▶ [What is required]:
Every line of the material below must be repeated exactly.

Collected data:
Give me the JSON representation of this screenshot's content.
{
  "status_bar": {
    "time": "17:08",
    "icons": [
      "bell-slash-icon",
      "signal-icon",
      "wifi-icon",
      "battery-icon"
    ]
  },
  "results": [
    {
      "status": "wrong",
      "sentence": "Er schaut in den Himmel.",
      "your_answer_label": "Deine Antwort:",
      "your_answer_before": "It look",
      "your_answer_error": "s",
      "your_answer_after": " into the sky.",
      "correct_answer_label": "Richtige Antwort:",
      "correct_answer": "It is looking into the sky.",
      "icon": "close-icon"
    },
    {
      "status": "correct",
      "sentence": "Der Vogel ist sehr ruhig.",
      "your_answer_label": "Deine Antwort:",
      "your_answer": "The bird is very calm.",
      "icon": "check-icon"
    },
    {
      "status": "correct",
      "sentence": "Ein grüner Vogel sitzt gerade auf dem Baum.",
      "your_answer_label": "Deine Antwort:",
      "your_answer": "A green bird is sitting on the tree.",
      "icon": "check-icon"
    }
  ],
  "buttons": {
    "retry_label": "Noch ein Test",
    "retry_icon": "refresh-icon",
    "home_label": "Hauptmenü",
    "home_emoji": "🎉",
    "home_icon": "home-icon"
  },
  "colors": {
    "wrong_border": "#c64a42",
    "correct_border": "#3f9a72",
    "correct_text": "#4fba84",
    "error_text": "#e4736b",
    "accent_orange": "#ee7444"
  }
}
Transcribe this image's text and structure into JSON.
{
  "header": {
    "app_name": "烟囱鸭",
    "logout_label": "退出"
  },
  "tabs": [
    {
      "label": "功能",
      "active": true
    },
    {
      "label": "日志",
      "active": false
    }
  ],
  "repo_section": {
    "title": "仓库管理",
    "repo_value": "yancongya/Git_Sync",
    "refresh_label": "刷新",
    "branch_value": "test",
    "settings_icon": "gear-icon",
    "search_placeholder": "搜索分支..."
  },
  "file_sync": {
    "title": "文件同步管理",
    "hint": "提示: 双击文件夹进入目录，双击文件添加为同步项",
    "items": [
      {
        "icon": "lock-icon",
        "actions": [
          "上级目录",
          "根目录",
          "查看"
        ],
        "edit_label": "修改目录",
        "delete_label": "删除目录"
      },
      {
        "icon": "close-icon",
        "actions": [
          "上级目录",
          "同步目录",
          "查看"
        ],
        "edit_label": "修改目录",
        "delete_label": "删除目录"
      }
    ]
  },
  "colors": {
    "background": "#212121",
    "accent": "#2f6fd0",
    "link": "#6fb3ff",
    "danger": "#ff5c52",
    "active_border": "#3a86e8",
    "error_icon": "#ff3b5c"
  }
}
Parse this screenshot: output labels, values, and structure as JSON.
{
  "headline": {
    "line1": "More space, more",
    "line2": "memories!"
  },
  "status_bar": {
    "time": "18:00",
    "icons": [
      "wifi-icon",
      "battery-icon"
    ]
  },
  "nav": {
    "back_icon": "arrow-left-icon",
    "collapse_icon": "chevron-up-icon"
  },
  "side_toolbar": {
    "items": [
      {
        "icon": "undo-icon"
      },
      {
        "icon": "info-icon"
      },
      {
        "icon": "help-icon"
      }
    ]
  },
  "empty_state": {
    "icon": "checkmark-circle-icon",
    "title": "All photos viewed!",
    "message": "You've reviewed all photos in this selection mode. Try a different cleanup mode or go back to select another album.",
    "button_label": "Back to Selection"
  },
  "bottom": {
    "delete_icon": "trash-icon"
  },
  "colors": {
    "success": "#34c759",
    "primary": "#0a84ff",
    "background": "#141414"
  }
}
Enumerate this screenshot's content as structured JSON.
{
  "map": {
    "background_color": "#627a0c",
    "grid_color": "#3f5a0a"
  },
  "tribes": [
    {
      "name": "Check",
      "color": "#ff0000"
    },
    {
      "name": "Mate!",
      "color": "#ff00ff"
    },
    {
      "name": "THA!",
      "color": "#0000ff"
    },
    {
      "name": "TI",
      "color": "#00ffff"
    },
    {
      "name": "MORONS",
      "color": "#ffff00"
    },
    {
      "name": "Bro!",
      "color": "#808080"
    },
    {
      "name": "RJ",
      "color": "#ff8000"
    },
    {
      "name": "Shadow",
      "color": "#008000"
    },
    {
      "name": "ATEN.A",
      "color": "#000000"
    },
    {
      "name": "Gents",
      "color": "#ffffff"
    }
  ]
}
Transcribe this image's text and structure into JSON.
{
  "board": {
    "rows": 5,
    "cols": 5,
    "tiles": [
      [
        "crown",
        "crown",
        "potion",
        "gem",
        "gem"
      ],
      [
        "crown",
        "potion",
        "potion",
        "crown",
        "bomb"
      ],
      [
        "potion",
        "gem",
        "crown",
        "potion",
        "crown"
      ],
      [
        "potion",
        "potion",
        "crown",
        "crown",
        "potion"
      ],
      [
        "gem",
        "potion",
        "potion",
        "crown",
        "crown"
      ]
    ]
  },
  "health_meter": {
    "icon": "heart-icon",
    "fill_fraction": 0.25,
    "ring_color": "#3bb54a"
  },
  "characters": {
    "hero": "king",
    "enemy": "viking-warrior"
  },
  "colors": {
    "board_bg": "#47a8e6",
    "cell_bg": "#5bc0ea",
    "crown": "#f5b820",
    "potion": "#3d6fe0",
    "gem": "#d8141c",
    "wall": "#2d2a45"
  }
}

▶ [The result]:
Give me the JSON representation of this screenshot's content.
{
  "status_bar": {
    "time": "17:08",
    "icons": [
      "bell-slash-icon",
      "signal-icon",
      "wifi-icon",
      "battery-icon"
    ]
  },
  "results": [
    {
      "status": "wrong",
      "sentence": "Er schaut in den Himmel.",
      "your_answer_label": "Deine Antwort:",
      "your_answer_before": "It look",
      "your_answer_error": "s",
      "your_answer_after": " into the sky.",
      "correct_answer_label": "Richtige Antwort:",
      "correct_answer": "It is looking into the sky.",
      "icon": "close-icon"
    },
    {
      "status": "correct",
      "sentence": "Der Vogel ist sehr ruhig.",
      "your_answer_label": "Deine Antwort:",
      "your_answer": "The bird is very calm.",
      "icon": "check-icon"
    },
    {
      "status": "correct",
      "sentence": "Ein grüner Vogel sitzt gerade auf dem Baum.",
      "your_answer_label": "Deine Antwort:",
      "your_answer": "A green bird is sitting on the tree.",
      "icon": "check-icon"
    }
  ],
  "buttons": {
    "retry_label": "Noch ein Test",
    "retry_icon": "refresh-icon",
    "home_label": "Hauptmenü",
    "home_emoji": "🎉",
    "home_icon": "home-icon"
  },
  "colors": {
    "wrong_border": "#c64a42",
    "correct_border": "#3f9a72",
    "correct_text": "#4fba84",
    "error_text": "#e4736b",
    "accent_orange": "#ee7444"
  }
}
Transcribe this image's text and structure into JSON.
{
  "header": {
    "app_name": "烟囱鸭",
    "logout_label": "退出"
  },
  "tabs": [
    {
      "label": "功能",
      "active": true
    },
    {
      "label": "日志",
      "active": false
    }
  ],
  "repo_section": {
    "title": "仓库管理",
    "repo_value": "yancongya/Git_Sync",
    "refresh_label": "刷新",
    "branch_value": "test",
    "settings_icon": "gear-icon",
    "search_placeholder": "搜索分支..."
  },
  "file_sync": {
    "title": "文件同步管理",
    "hint": "提示: 双击文件夹进入目录，双击文件添加为同步项",
    "items": [
      {
        "icon": "lock-icon",
        "actions": [
          "上级目录",
          "根目录",
          "查看"
        ],
        "edit_label": "修改目录",
        "delete_label": "删除目录"
      },
      {
        "icon": "close-icon",
        "actions": [
          "上级目录",
          "同步目录",
          "查看"
        ],
        "edit_label": "修改目录",
        "delete_label": "删除目录"
      }
    ]
  },
  "colors": {
    "background": "#212121",
    "accent": "#2f6fd0",
    "link": "#6fb3ff",
    "danger": "#ff5c52",
    "active_border": "#3a86e8",
    "error_icon": "#ff3b5c"
  }
}
Parse this screenshot: output labels, values, and structure as JSON.
{
  "headline": {
    "line1": "More space, more",
    "line2": "memories!"
  },
  "status_bar": {
    "time": "18:00",
    "icons": [
      "wifi-icon",
      "battery-icon"
    ]
  },
  "nav": {
    "back_icon": "arrow-left-icon",
    "collapse_icon": "chevron-up-icon"
  },
  "side_toolbar": {
    "items": [
      {
        "icon": "undo-icon"
      },
      {
        "icon": "info-icon"
      },
      {
        "icon": "help-icon"
      }
    ]
  },
  "empty_state": {
    "icon": "checkmark-circle-icon",
    "title": "All photos viewed!",
    "message": "You've reviewed all photos in this selection mode. Try a different cleanup mode or go back to select another album.",
    "button_label": "Back to Selection"
  },
  "bottom": {
    "delete_icon": "trash-icon"
  },
  "colors": {
    "success": "#34c759",
    "primary": "#0a84ff",
    "background": "#141414"
  }
}
Enumerate this screenshot's content as structured JSON.
{
  "map": {
    "background_color": "#627a0c",
    "grid_color": "#3f5a0a"
  },
  "tribes": [
    {
      "name": "Check",
      "color": "#ff0000"
    },
    {
      "name": "Mate!",
      "color": "#ff00ff"
    },
    {
      "name": "THA!",
      "color": "#0000ff"
    },
    {
      "name": "TI",
      "color": "#00ffff"
    },
    {
      "name": "MORONS",
      "color": "#ffff00"
    },
    {
      "name": "Bro!",
      "color": "#808080"
    },
    {
      "name": "RJ",
      "color": "#ff8000"
    },
    {
      "name": "Shadow",
      "color": "#008000"
    },
    {
      "name": "ATEN.A",
      "color": "#000000"
    },
    {
      "name": "Gents",
      "color": "#ffffff"
    }
  ]
}
Transcribe this image's text and structure into JSON.
{
  "board": {
    "rows": 5,
    "cols": 5,
    "tiles": [
      [
        "crown",
        "crown",
        "potion",
        "gem",
        "gem"
      ],
      [
        "crown",
        "potion",
        "potion",
        "crown",
        "bomb"
      ],
      [
        "potion",
        "gem",
        "crown",
        "potion",
        "crown"
      ],
      [
        "potion",
        "potion",
        "crown",
        "crown",
        "potion"
      ],
      [
        "gem",
        "potion",
        "potion",
        "crown",
        "crown"
      ]
    ]
  },
  "health_meter": {
    "icon": "heart-icon",
    "fill_fraction": 0.25,
    "ring_color": "#3bb54a"
  },
  "characters": {
    "hero": "king",
    "enemy": "viking-warrior"
  },
  "colors": {
    "board_bg": "#47a8e6",
    "cell_bg": "#5bc0ea",
    "crown": "#f5b820",
    "potion": "#3d6fe0",
    "gem": "#d8141c",
    "wall": "#2d2a45"
  }
}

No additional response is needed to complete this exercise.